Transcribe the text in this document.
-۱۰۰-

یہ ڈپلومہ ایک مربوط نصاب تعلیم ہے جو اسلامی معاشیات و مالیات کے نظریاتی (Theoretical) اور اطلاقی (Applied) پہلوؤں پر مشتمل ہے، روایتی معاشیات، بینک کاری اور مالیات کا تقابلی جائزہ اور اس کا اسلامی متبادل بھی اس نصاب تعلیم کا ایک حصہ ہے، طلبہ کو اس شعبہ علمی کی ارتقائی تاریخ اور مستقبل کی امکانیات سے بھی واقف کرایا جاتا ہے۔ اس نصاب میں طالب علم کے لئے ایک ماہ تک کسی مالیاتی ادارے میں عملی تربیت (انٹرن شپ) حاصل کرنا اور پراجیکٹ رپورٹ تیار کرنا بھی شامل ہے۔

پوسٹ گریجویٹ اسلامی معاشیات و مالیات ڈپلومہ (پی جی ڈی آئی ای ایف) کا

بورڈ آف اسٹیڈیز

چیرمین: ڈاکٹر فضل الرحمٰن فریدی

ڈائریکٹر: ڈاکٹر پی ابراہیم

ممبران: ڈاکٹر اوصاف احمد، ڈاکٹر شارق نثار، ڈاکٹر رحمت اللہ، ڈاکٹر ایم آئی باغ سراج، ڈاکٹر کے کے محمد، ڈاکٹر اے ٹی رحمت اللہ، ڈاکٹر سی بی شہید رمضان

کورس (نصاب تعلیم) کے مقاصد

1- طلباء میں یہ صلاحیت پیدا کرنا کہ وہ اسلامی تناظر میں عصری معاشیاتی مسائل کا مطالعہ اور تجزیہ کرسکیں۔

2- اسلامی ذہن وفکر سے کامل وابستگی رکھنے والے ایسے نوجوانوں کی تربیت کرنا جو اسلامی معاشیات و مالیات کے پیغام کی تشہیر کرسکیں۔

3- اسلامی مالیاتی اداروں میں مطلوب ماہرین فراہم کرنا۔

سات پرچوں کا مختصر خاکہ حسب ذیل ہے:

++++++++++++++++++++

§ WHAT NEEDS TO BE DONE
Output an exact copy of each record.

§ EXERCISE OUTPUT
Transcribe the text in this document.
-۱۰۰-

یہ ڈپلومہ ایک مربوط نصاب تعلیم ہے جو اسلامی معاشیات و مالیات کے نظریاتی (Theoretical) اور اطلاقی (Applied) پہلوؤں پر مشتمل ہے، روایتی معاشیات، بینک کاری اور مالیات کا تقابلی جائزہ اور اس کا اسلامی متبادل بھی اس نصاب تعلیم کا ایک حصہ ہے، طلبہ کو اس شعبہ علمی کی ارتقائی تاریخ اور مستقبل کی امکانیات سے بھی واقف کرایا جاتا ہے۔ اس نصاب میں طالب علم کے لئے ایک ماہ تک کسی مالیاتی ادارے میں عملی تربیت (انٹرن شپ) حاصل کرنا اور پراجیکٹ رپورٹ تیار کرنا بھی شامل ہے۔

پوسٹ گریجویٹ اسلامی معاشیات و مالیات ڈپلومہ (پی جی ڈی آئی ای ایف) کا

بورڈ آف اسٹیڈیز

چیرمین: ڈاکٹر فضل الرحمٰن فریدی

ڈائریکٹر: ڈاکٹر پی ابراہیم

ممبران: ڈاکٹر اوصاف احمد، ڈاکٹر شارق نثار، ڈاکٹر رحمت اللہ، ڈاکٹر ایم آئی باغ سراج، ڈاکٹر کے کے محمد، ڈاکٹر اے ٹی رحمت اللہ، ڈاکٹر سی بی شہید رمضان

کورس (نصاب تعلیم) کے مقاصد

1- طلباء میں یہ صلاحیت پیدا کرنا کہ وہ اسلامی تناظر میں عصری معاشیاتی مسائل کا مطالعہ اور تجزیہ کرسکیں۔

2- اسلامی ذہن وفکر سے کامل وابستگی رکھنے والے ایسے نوجوانوں کی تربیت کرنا جو اسلامی معاشیات و مالیات کے پیغام کی تشہیر کرسکیں۔

3- اسلامی مالیاتی اداروں میں مطلوب ماہرین فراہم کرنا۔

سات پرچوں کا مختصر خاکہ حسب ذیل ہے:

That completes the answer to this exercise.